* RECORD EXCERPTS
---*---

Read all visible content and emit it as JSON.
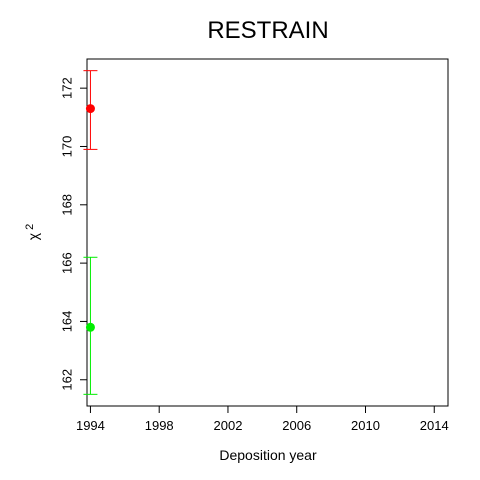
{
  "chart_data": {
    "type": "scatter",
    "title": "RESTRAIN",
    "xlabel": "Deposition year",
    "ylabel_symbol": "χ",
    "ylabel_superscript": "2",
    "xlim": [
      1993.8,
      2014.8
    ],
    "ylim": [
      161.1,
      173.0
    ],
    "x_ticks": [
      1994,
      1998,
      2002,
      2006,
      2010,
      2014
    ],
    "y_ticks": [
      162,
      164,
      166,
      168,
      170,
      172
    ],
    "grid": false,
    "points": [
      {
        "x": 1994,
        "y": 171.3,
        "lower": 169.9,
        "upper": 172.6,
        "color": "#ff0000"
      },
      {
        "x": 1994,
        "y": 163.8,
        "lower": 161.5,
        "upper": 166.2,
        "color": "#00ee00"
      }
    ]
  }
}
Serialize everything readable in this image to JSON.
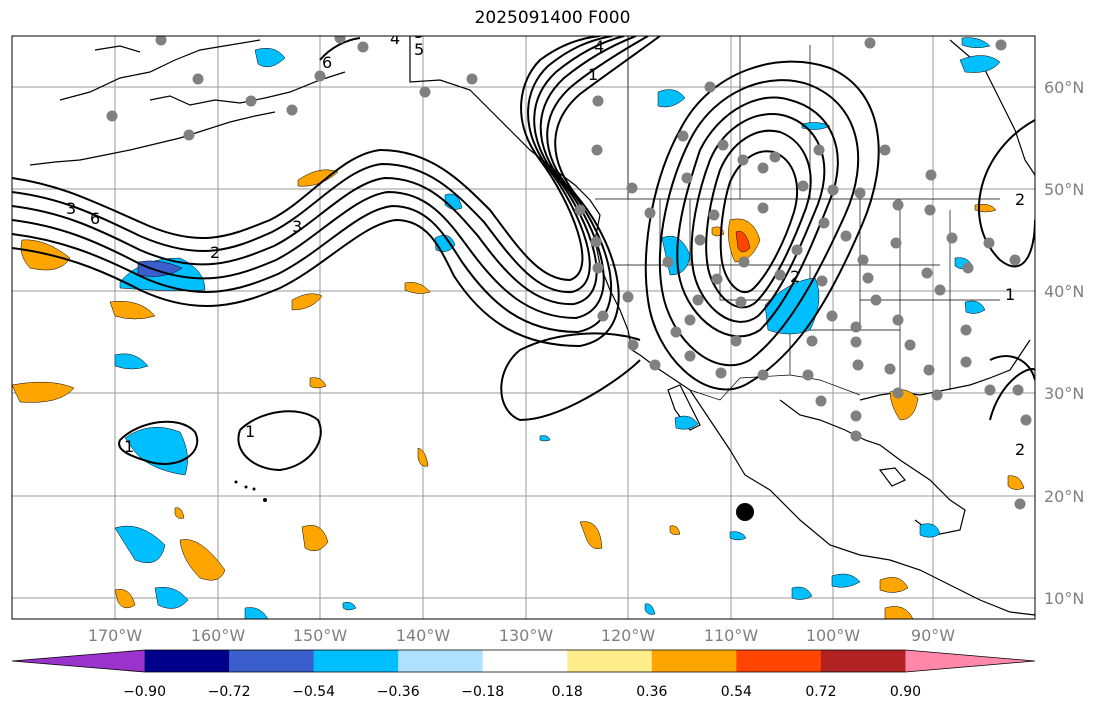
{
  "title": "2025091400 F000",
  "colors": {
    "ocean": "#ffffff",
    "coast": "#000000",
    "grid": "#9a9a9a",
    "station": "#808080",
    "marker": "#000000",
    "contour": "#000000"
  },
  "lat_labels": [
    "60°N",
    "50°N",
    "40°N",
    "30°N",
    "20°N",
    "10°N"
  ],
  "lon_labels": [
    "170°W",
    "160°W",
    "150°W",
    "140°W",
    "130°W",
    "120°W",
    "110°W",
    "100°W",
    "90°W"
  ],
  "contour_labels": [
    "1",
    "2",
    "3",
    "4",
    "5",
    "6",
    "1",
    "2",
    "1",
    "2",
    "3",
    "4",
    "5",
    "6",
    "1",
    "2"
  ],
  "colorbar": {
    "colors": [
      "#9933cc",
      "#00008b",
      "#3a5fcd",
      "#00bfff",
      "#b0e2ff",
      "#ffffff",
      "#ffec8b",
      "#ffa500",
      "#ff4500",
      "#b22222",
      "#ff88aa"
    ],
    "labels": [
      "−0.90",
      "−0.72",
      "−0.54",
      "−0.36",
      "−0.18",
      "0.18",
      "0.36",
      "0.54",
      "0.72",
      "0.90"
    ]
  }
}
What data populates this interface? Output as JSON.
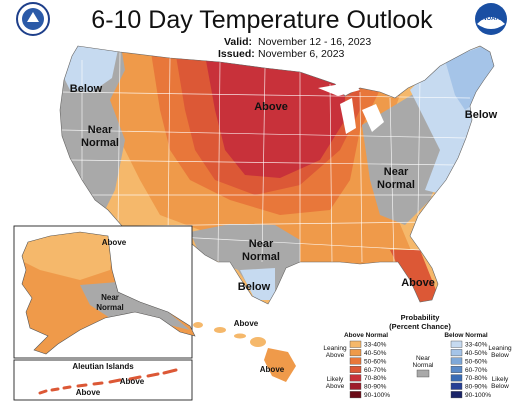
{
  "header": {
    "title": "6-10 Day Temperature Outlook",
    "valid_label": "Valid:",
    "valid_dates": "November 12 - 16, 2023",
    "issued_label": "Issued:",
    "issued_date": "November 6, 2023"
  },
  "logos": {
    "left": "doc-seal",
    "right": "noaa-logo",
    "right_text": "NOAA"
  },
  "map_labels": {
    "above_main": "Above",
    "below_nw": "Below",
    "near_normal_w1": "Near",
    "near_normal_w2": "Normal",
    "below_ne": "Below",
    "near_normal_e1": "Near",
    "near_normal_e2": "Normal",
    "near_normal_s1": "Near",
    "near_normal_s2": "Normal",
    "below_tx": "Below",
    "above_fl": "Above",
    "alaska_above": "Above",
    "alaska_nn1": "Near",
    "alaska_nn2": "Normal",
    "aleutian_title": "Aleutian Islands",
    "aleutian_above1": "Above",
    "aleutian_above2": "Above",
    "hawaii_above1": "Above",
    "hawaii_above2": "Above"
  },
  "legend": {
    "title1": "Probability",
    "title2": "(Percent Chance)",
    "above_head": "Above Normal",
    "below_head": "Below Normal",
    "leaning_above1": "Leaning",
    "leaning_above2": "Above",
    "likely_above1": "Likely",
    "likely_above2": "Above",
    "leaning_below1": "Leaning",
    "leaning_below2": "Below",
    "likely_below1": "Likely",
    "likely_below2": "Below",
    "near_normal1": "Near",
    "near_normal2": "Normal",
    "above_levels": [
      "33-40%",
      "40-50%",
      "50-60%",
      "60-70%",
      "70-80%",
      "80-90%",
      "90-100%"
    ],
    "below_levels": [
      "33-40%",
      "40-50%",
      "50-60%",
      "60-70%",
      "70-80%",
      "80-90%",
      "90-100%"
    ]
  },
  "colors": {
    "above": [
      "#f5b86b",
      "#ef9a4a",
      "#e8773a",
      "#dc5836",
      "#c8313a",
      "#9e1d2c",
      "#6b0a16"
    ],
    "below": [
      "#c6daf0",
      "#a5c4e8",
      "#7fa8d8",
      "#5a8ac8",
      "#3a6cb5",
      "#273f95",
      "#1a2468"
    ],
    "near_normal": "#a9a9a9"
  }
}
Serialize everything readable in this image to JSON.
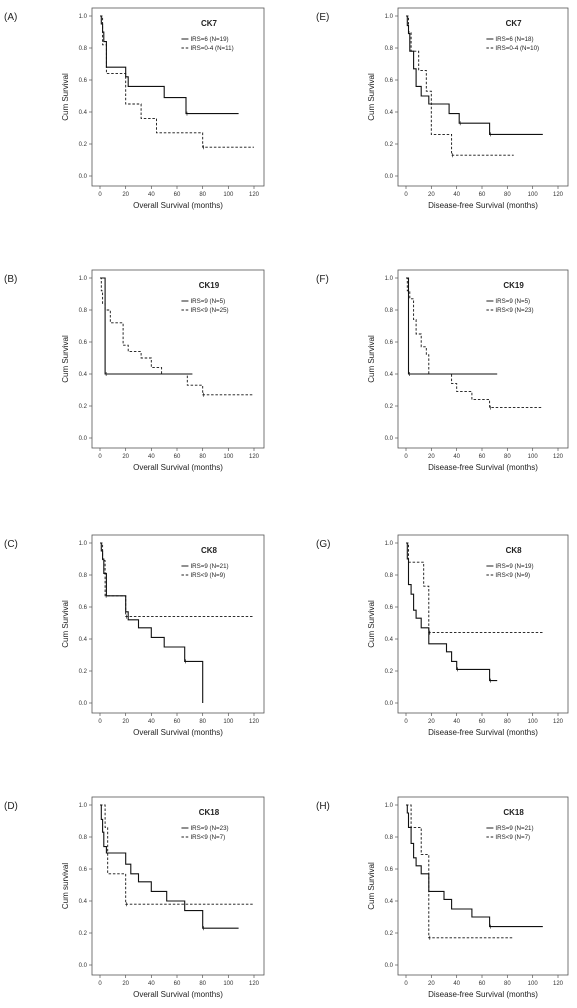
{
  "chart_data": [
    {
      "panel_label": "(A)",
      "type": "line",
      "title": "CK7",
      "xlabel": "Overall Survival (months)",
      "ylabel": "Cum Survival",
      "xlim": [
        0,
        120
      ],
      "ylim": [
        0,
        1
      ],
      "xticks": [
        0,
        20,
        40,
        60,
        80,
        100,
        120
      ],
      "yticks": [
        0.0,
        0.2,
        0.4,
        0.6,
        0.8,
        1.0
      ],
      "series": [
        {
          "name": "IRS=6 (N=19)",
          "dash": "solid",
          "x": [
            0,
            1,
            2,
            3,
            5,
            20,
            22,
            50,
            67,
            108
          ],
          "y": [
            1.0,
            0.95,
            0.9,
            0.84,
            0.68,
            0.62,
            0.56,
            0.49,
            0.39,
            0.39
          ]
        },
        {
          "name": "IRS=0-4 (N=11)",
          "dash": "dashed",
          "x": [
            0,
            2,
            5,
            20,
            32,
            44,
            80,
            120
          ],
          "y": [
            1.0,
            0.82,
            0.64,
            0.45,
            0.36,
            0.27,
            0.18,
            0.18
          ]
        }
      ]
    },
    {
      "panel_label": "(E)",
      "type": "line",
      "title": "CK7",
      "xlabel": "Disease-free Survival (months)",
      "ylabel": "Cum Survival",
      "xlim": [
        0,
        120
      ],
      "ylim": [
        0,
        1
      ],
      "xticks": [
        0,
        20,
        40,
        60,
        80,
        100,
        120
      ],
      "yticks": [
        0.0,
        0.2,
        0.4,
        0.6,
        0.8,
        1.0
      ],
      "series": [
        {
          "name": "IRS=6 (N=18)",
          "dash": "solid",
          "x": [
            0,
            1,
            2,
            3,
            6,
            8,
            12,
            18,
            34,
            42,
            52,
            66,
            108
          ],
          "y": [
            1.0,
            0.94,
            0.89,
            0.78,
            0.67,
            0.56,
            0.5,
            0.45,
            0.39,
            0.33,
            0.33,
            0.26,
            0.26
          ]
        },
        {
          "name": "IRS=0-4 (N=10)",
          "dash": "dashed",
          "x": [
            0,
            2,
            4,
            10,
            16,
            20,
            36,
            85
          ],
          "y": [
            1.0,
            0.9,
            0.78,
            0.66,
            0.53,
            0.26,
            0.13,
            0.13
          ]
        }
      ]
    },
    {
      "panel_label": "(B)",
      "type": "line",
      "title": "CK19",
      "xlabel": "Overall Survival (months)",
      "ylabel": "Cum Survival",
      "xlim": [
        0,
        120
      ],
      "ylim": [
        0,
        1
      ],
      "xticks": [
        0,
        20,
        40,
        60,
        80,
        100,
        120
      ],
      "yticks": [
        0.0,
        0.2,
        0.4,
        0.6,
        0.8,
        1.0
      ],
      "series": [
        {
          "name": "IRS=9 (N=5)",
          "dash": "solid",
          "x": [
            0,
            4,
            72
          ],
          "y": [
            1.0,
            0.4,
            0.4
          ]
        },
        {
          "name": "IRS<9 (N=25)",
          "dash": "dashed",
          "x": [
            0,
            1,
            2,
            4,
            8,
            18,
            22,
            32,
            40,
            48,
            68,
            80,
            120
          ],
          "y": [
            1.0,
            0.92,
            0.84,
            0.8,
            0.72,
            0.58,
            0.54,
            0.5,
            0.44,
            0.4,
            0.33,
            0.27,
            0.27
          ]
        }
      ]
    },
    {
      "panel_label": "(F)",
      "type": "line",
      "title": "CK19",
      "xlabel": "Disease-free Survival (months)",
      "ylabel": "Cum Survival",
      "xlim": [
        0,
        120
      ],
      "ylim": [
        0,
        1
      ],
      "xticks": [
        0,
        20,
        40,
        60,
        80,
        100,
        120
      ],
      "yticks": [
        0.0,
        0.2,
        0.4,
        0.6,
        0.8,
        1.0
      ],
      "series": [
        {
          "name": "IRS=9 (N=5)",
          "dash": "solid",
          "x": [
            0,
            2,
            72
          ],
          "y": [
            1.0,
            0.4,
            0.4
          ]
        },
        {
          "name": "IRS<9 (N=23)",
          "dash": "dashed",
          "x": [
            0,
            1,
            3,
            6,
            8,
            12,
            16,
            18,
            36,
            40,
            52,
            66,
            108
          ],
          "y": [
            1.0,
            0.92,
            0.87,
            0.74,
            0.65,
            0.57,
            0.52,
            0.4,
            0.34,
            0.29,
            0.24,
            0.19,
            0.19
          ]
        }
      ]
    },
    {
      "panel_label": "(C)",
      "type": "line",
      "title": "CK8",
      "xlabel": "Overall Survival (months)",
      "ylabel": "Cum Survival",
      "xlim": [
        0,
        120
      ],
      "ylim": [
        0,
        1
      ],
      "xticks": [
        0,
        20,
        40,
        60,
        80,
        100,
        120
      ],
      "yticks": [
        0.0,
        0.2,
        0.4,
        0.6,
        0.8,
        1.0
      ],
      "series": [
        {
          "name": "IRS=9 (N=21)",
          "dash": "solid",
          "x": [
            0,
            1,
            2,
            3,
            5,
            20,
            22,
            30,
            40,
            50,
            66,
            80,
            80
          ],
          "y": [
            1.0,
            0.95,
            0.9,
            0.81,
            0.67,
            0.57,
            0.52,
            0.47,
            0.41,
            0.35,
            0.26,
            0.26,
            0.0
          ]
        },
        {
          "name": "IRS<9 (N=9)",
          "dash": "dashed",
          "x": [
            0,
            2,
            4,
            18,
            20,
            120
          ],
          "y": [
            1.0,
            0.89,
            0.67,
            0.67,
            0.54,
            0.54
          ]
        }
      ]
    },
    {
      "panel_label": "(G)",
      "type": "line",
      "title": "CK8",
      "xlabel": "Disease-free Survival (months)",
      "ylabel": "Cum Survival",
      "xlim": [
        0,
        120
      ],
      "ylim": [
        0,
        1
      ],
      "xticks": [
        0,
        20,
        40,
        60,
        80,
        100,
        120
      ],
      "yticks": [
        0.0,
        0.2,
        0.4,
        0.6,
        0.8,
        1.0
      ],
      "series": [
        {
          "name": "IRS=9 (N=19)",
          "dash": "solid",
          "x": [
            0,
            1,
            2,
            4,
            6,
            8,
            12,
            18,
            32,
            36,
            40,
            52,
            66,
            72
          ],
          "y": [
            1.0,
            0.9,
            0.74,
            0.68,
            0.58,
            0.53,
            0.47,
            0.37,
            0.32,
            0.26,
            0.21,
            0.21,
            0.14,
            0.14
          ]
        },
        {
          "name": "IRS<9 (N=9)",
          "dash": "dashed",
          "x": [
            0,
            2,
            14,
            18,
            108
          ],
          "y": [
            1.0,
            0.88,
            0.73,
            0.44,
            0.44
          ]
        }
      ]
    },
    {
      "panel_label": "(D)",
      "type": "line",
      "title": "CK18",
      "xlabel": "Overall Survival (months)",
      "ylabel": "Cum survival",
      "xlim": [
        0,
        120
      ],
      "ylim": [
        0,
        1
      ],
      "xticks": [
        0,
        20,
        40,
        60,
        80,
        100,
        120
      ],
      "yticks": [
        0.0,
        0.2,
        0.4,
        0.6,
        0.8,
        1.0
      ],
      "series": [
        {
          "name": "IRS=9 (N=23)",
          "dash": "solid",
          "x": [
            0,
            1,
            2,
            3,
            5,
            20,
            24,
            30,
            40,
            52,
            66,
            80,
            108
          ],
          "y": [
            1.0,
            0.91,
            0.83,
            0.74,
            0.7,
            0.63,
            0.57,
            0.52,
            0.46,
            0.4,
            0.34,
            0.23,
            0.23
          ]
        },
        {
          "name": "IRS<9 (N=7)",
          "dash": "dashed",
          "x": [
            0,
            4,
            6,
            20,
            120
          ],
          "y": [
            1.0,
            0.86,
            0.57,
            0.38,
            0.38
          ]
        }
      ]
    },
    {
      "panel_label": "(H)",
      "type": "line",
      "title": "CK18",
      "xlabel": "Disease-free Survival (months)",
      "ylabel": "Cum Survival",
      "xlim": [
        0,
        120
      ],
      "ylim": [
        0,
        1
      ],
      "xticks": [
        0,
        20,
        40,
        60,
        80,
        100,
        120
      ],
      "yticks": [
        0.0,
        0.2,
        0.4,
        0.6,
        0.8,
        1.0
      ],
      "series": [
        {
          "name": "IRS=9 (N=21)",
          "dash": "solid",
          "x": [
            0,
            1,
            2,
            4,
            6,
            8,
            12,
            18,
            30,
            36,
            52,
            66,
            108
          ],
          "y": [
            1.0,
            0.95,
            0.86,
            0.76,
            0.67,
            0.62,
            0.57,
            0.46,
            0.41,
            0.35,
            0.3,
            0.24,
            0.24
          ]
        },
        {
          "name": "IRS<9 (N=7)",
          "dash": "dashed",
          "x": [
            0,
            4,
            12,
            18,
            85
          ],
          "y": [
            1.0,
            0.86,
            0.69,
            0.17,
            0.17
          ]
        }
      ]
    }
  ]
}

---*---

* WHAT YOU SHOULD DO
Search the entries for the word "November" and copy every line that has it.

* COMPLETE RESPONSE
    "valid_dates": "November 12 - 16, 2023",
    "issued_date": "November 6, 2023"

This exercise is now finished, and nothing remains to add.